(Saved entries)
________________

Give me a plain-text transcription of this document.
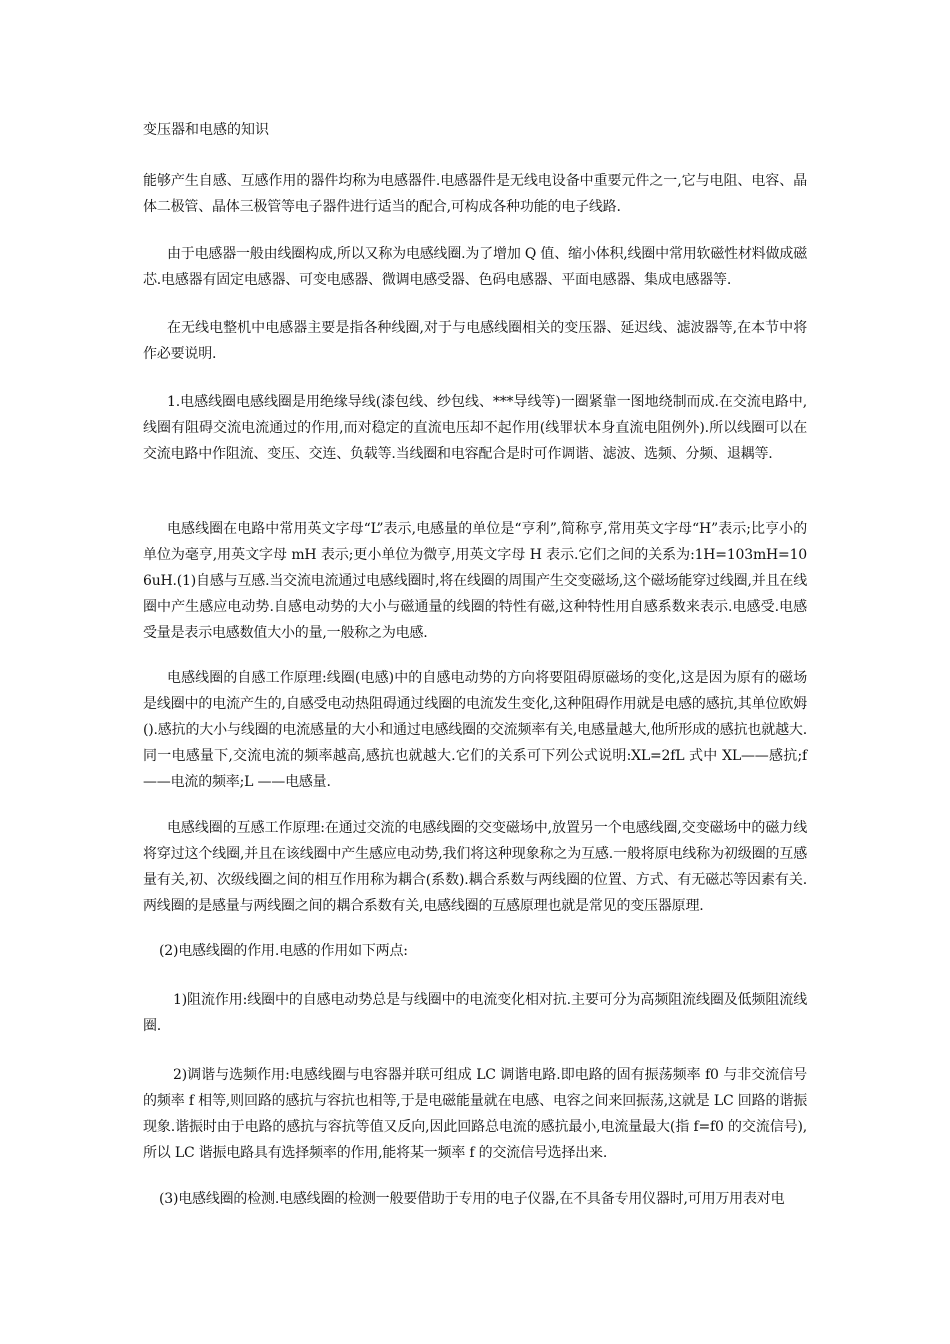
变压器和电感的知识

能够产生自感、互感作用的器件均称为电感器件.电感器件是无线电设备中重要元件之一,它与电阻、电容、晶体二极管、晶体三极管等电子器件进行适当的配合,可构成各种功能的电子线路.

由于电感器一般由线圈构成,所以又称为电感线圈.为了增加 Q 值、缩小体积,线圈中常用软磁性材料做成磁芯.电感器有固定电感器、可变电感器、微调电感受器、色码电感器、平面电感器、集成电感器等.

在无线电整机中电感器主要是指各种线圈,对于与电感线圈相关的变压器、延迟线、滤波器等,在本节中将作必要说明.

1.电感线圈电感线圈是用绝缘导线(漆包线、纱包线、***导线等)一圈紧靠一图地绕制而成.在交流电路中,线圈有阻碍交流电流通过的作用,而对稳定的直流电压却不起作用(线罪状本身直流电阻例外).所以线圈可以在交流电路中作阻流、变压、交连、负载等.当线圈和电容配合是时可作调谐、滤波、选频、分频、退耦等.

电感线圈在电路中常用英文字母“L”表示,电感量的单位是“亨利”,简称亨,常用英文字母“H”表示;比亨小的单位为毫亨,用英文字母 mH 表示;更小单位为微亨,用英文字母 H 表示.它们之间的关系为:1H=103mH=106uH.(1)自感与互感.当交流电流通过电感线圈时,将在线圈的周围产生交变磁场,这个磁场能穿过线圈,并且在线圈中产生感应电动势.自感电动势的大小与磁通量的线圈的特性有磁,这种特性用自感系数来表示.电感受.电感受量是表示电感数值大小的量,一般称之为电感.

电感线圈的自感工作原理:线圈(电感)中的自感电动势的方向将要阻碍原磁场的变化,这是因为原有的磁场是线圈中的电流产生的,自感受电动热阻碍通过线圈的电流发生变化,这种阻碍作用就是电感的感抗,其单位欧姆().感抗的大小与线圈的电流感量的大小和通过电感线圈的交流频率有关,电感量越大,他所形成的感抗也就越大.同一电感量下,交流电流的频率越高,感抗也就越大.它们的关系可下列公式说明:XL=2fL 式中 XL——感抗;f——电流的频率;L ——电感量.

电感线圈的互感工作原理:在通过交流的电感线圈的交变磁场中,放置另一个电感线圈,交变磁场中的磁力线将穿过这个线圈,并且在该线圈中产生感应电动势,我们将这种现象称之为互感.一般将原电线称为初级圈的互感量有关,初、次级线圈之间的相互作用称为耦合(系数).耦合系数与两线圈的位置、方式、有无磁芯等因素有关.两线圈的是感量与两线圈之间的耦合系数有关,电感线圈的互感原理也就是常见的变压器原理.

(2)电感线圈的作用.电感的作用如下两点:

1)阻流作用:线圈中的自感电动势总是与线圈中的电流变化相对抗.主要可分为高频阻流线圈及低频阻流线圈.

2)调谐与选频作用:电感线圈与电容器并联可组成 LC 调谐电路.即电路的固有振荡频率 f0 与非交流信号的频率 f 相等,则回路的感抗与容抗也相等,于是电磁能量就在电感、电容之间来回振荡,这就是 LC 回路的谐振现象.谐振时由于电路的感抗与容抗等值又反向,因此回路总电流的感抗最小,电流量最大(指 f=f0 的交流信号),所以 LC 谐振电路具有选择频率的作用,能将某一频率 f 的交流信号选择出来.

(3)电感线圈的检测.电感线圈的检测一般要借助于专用的电子仪器,在不具备专用仪器时,可用万用表对电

________________

Print each record exactly as it stands, leaving the images out.

Give me a plain-text transcription of this document.
变压器和电感的知识

能够产生自感、互感作用的器件均称为电感器件.电感器件是无线电设备中重要元件之一,它与电阻、电容、晶体二极管、晶体三极管等电子器件进行适当的配合,可构成各种功能的电子线路.

由于电感器一般由线圈构成,所以又称为电感线圈.为了增加 Q 值、缩小体积,线圈中常用软磁性材料做成磁芯.电感器有固定电感器、可变电感器、微调电感受器、色码电感器、平面电感器、集成电感器等.

在无线电整机中电感器主要是指各种线圈,对于与电感线圈相关的变压器、延迟线、滤波器等,在本节中将作必要说明.

1.电感线圈电感线圈是用绝缘导线(漆包线、纱包线、***导线等)一圈紧靠一图地绕制而成.在交流电路中,线圈有阻碍交流电流通过的作用,而对稳定的直流电压却不起作用(线罪状本身直流电阻例外).所以线圈可以在交流电路中作阻流、变压、交连、负载等.当线圈和电容配合是时可作调谐、滤波、选频、分频、退耦等.

电感线圈在电路中常用英文字母“L”表示,电感量的单位是“亨利”,简称亨,常用英文字母“H”表示;比亨小的单位为毫亨,用英文字母 mH 表示;更小单位为微亨,用英文字母 H 表示.它们之间的关系为:1H=103mH=106uH.(1)自感与互感.当交流电流通过电感线圈时,将在线圈的周围产生交变磁场,这个磁场能穿过线圈,并且在线圈中产生感应电动势.自感电动势的大小与磁通量的线圈的特性有磁,这种特性用自感系数来表示.电感受.电感受量是表示电感数值大小的量,一般称之为电感.

电感线圈的自感工作原理:线圈(电感)中的自感电动势的方向将要阻碍原磁场的变化,这是因为原有的磁场是线圈中的电流产生的,自感受电动热阻碍通过线圈的电流发生变化,这种阻碍作用就是电感的感抗,其单位欧姆().感抗的大小与线圈的电流感量的大小和通过电感线圈的交流频率有关,电感量越大,他所形成的感抗也就越大.同一电感量下,交流电流的频率越高,感抗也就越大.它们的关系可下列公式说明:XL=2fL 式中 XL——感抗;f——电流的频率;L ——电感量.

电感线圈的互感工作原理:在通过交流的电感线圈的交变磁场中,放置另一个电感线圈,交变磁场中的磁力线将穿过这个线圈,并且在该线圈中产生感应电动势,我们将这种现象称之为互感.一般将原电线称为初级圈的互感量有关,初、次级线圈之间的相互作用称为耦合(系数).耦合系数与两线圈的位置、方式、有无磁芯等因素有关.两线圈的是感量与两线圈之间的耦合系数有关,电感线圈的互感原理也就是常见的变压器原理.

(2)电感线圈的作用.电感的作用如下两点:

1)阻流作用:线圈中的自感电动势总是与线圈中的电流变化相对抗.主要可分为高频阻流线圈及低频阻流线圈.

2)调谐与选频作用:电感线圈与电容器并联可组成 LC 调谐电路.即电路的固有振荡频率 f0 与非交流信号的频率 f 相等,则回路的感抗与容抗也相等,于是电磁能量就在电感、电容之间来回振荡,这就是 LC 回路的谐振现象.谐振时由于电路的感抗与容抗等值又反向,因此回路总电流的感抗最小,电流量最大(指 f=f0 的交流信号),所以 LC 谐振电路具有选择频率的作用,能将某一频率 f 的交流信号选择出来.

(3)电感线圈的检测.电感线圈的检测一般要借助于专用的电子仪器,在不具备专用仪器时,可用万用表对电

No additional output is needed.